● **Request**: Repeat every line below exactly, word for word.

● **Input**:
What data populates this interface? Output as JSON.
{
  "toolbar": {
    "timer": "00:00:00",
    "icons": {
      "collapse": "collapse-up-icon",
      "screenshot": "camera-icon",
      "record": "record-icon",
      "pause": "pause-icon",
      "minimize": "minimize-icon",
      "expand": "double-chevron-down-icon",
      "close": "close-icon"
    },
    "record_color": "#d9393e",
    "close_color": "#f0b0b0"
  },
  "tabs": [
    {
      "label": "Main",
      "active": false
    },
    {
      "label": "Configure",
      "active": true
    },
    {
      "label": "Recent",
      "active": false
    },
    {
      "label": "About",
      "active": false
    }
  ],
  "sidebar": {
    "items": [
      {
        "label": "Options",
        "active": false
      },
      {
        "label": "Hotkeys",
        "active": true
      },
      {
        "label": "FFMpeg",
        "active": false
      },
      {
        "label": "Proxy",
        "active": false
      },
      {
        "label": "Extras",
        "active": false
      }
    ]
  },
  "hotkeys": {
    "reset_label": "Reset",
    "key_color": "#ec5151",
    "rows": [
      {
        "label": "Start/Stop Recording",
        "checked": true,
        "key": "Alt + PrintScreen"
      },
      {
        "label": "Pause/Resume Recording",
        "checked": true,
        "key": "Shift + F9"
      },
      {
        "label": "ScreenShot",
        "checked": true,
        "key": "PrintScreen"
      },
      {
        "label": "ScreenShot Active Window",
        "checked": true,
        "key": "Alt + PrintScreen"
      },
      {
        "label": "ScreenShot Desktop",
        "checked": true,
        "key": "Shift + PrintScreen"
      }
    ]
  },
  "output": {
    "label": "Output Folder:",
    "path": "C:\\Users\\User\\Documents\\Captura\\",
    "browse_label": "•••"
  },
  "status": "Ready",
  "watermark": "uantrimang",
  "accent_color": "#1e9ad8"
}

● **Answer for the task**:
What data populates this interface? Output as JSON.
{
  "toolbar": {
    "timer": "00:00:00",
    "icons": {
      "collapse": "collapse-up-icon",
      "screenshot": "camera-icon",
      "record": "record-icon",
      "pause": "pause-icon",
      "minimize": "minimize-icon",
      "expand": "double-chevron-down-icon",
      "close": "close-icon"
    },
    "record_color": "#d9393e",
    "close_color": "#f0b0b0"
  },
  "tabs": [
    {
      "label": "Main",
      "active": false
    },
    {
      "label": "Configure",
      "active": true
    },
    {
      "label": "Recent",
      "active": false
    },
    {
      "label": "About",
      "active": false
    }
  ],
  "sidebar": {
    "items": [
      {
        "label": "Options",
        "active": false
      },
      {
        "label": "Hotkeys",
        "active": true
      },
      {
        "label": "FFMpeg",
        "active": false
      },
      {
        "label": "Proxy",
        "active": false
      },
      {
        "label": "Extras",
        "active": false
      }
    ]
  },
  "hotkeys": {
    "reset_label": "Reset",
    "key_color": "#ec5151",
    "rows": [
      {
        "label": "Start/Stop Recording",
        "checked": true,
        "key": "Alt + PrintScreen"
      },
      {
        "label": "Pause/Resume Recording",
        "checked": true,
        "key": "Shift + F9"
      },
      {
        "label": "ScreenShot",
        "checked": true,
        "key": "PrintScreen"
      },
      {
        "label": "ScreenShot Active Window",
        "checked": true,
        "key": "Alt + PrintScreen"
      },
      {
        "label": "ScreenShot Desktop",
        "checked": true,
        "key": "Shift + PrintScreen"
      }
    ]
  },
  "output": {
    "label": "Output Folder:",
    "path": "C:\\Users\\User\\Documents\\Captura\\",
    "browse_label": "•••"
  },
  "status": "Ready",
  "watermark": "uantrimang",
  "accent_color": "#1e9ad8"
}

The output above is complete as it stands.